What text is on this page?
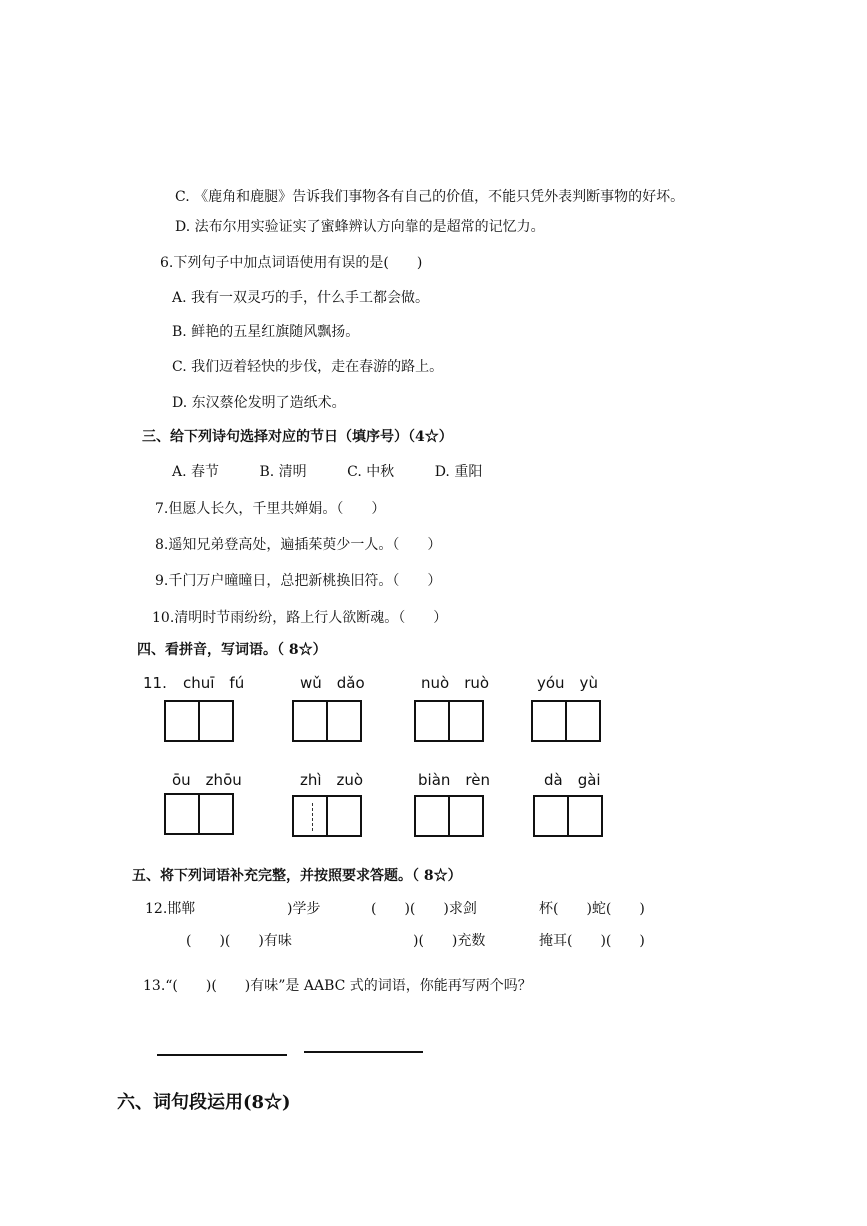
C. 《鹿角和鹿腿》告诉我们事物各有自己的价值，不能只凭外表判断事物的好坏。
D. 法布尔用实验证实了蜜蜂辨认方向靠的是超常的记忆力。
6.下列句子中加点词语使用有误的是(　　)
A. 我有一双灵巧的手，什么手工都会做。
B. 鲜艳的五星红旗随风飘扬。
C. 我们迈着轻快的步伐，走在春游的路上。
D. 东汉蔡伦发明了造纸术。
三、给下列诗句选择对应的节日（填序号）（4☆）
A. 春节	B. 清明	C. 中秋	D. 重阳
7.但愿人长久，千里共婵娟。（　　）
8.遥知兄弟登高处，遍插茱萸少一人。（　　）
9.千门万户曈曈日，总把新桃换旧符。（　　）
10.清明时节雨纷纷，路上行人欲断魂。（　　）
四、看拼音，写词语。（ 8☆）
11. chuī　fú	wǔ　dǎo	nuò　ruò	yóu　yù
ōu　zhōu	zhì　zuò	biàn　rèn	dà　gài
五、将下列词语补充完整，并按照要求答题。（ 8☆）
12.邯郸	)学步	(　　)(　　)求剑	杯(　　)蛇(　　)
(　　)(　　)有味	)(　　)充数	掩耳(　　)(　　)
13.“(　　)(　　)有味”是 AABC 式的词语，你能再写两个吗？
六、词句段运用(8☆)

_GOAL OF THE EXERCISE_: Reproduce the full listing above verbatim, with no pictures included.

_EXERCISE OUTPUT_:
What text is on this page?
C. 《鹿角和鹿腿》告诉我们事物各有自己的价值，不能只凭外表判断事物的好坏。
D. 法布尔用实验证实了蜜蜂辨认方向靠的是超常的记忆力。
6.下列句子中加点词语使用有误的是(　　)
A. 我有一双灵巧的手，什么手工都会做。
B. 鲜艳的五星红旗随风飘扬。
C. 我们迈着轻快的步伐，走在春游的路上。
D. 东汉蔡伦发明了造纸术。
三、给下列诗句选择对应的节日（填序号）（4☆）
A. 春节	B. 清明	C. 中秋	D. 重阳
7.但愿人长久，千里共婵娟。（　　）
8.遥知兄弟登高处，遍插茱萸少一人。（　　）
9.千门万户曈曈日，总把新桃换旧符。（　　）
10.清明时节雨纷纷，路上行人欲断魂。（　　）
四、看拼音，写词语。（ 8☆）
11. chuī　fú	wǔ　dǎo	nuò　ruò	yóu　yù
ōu　zhōu	zhì　zuò	biàn　rèn	dà　gài
五、将下列词语补充完整，并按照要求答题。（ 8☆）
12.邯郸	)学步	(　　)(　　)求剑	杯(　　)蛇(　　)
(　　)(　　)有味	)(　　)充数	掩耳(　　)(　　)
13.“(　　)(　　)有味”是 AABC 式的词语，你能再写两个吗？
六、词句段运用(8☆)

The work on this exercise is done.